Excerpted data:

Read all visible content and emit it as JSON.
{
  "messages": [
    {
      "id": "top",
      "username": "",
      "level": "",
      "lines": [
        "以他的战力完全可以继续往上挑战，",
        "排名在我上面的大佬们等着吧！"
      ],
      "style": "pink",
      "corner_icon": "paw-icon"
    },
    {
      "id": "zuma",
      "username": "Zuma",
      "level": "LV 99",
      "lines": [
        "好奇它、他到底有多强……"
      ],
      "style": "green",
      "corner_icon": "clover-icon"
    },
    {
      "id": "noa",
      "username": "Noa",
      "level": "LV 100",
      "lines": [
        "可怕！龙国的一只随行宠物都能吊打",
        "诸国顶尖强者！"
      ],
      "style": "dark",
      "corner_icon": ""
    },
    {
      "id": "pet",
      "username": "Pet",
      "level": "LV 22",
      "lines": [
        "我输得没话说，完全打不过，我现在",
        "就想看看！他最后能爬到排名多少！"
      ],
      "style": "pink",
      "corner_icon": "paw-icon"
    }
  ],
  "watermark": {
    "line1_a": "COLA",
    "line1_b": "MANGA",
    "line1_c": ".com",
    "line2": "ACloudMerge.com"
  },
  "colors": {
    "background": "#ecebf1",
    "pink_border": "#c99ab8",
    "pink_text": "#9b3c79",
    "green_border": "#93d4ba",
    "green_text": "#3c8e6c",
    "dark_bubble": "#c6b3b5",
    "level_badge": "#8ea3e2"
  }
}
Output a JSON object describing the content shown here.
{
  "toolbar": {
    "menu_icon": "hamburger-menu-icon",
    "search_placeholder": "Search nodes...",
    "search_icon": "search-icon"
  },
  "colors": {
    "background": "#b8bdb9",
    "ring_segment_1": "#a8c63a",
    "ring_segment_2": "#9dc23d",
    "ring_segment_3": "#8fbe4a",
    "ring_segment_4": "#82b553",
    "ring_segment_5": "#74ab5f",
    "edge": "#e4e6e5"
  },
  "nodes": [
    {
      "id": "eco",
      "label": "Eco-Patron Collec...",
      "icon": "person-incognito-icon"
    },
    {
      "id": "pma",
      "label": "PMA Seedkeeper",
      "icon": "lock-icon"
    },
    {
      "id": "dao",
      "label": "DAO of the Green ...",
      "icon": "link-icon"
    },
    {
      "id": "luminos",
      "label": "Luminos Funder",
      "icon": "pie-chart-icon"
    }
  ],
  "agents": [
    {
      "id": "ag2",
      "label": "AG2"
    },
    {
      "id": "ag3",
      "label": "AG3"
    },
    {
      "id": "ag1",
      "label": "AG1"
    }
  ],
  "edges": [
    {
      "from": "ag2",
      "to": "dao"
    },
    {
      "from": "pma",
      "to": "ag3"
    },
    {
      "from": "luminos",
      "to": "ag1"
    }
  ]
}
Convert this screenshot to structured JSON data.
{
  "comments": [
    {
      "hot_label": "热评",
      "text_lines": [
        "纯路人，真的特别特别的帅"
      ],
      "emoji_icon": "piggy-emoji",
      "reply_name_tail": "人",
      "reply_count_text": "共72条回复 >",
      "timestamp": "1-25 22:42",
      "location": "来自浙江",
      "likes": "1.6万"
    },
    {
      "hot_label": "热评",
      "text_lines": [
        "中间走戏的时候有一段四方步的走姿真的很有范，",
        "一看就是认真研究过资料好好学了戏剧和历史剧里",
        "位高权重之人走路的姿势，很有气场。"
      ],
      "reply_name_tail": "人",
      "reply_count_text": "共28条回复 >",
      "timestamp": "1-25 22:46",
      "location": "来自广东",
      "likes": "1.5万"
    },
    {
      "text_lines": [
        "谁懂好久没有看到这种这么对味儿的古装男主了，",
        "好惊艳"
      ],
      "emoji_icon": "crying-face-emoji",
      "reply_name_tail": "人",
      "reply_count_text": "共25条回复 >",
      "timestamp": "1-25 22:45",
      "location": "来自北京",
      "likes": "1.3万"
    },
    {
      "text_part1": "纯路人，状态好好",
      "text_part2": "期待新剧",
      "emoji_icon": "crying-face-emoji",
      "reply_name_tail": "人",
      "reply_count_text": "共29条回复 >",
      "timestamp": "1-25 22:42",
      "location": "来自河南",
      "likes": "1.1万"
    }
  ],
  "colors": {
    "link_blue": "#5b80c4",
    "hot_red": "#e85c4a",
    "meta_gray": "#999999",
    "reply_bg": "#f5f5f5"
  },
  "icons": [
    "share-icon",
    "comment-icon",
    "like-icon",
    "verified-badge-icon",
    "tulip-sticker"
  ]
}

The problem: For each line of the listing that holds the word "JSON", show that line.

Answer in full:
Read all visible content and emit it as JSON.
Output a JSON object describing the content shown here.
Convert this screenshot to structured JSON data.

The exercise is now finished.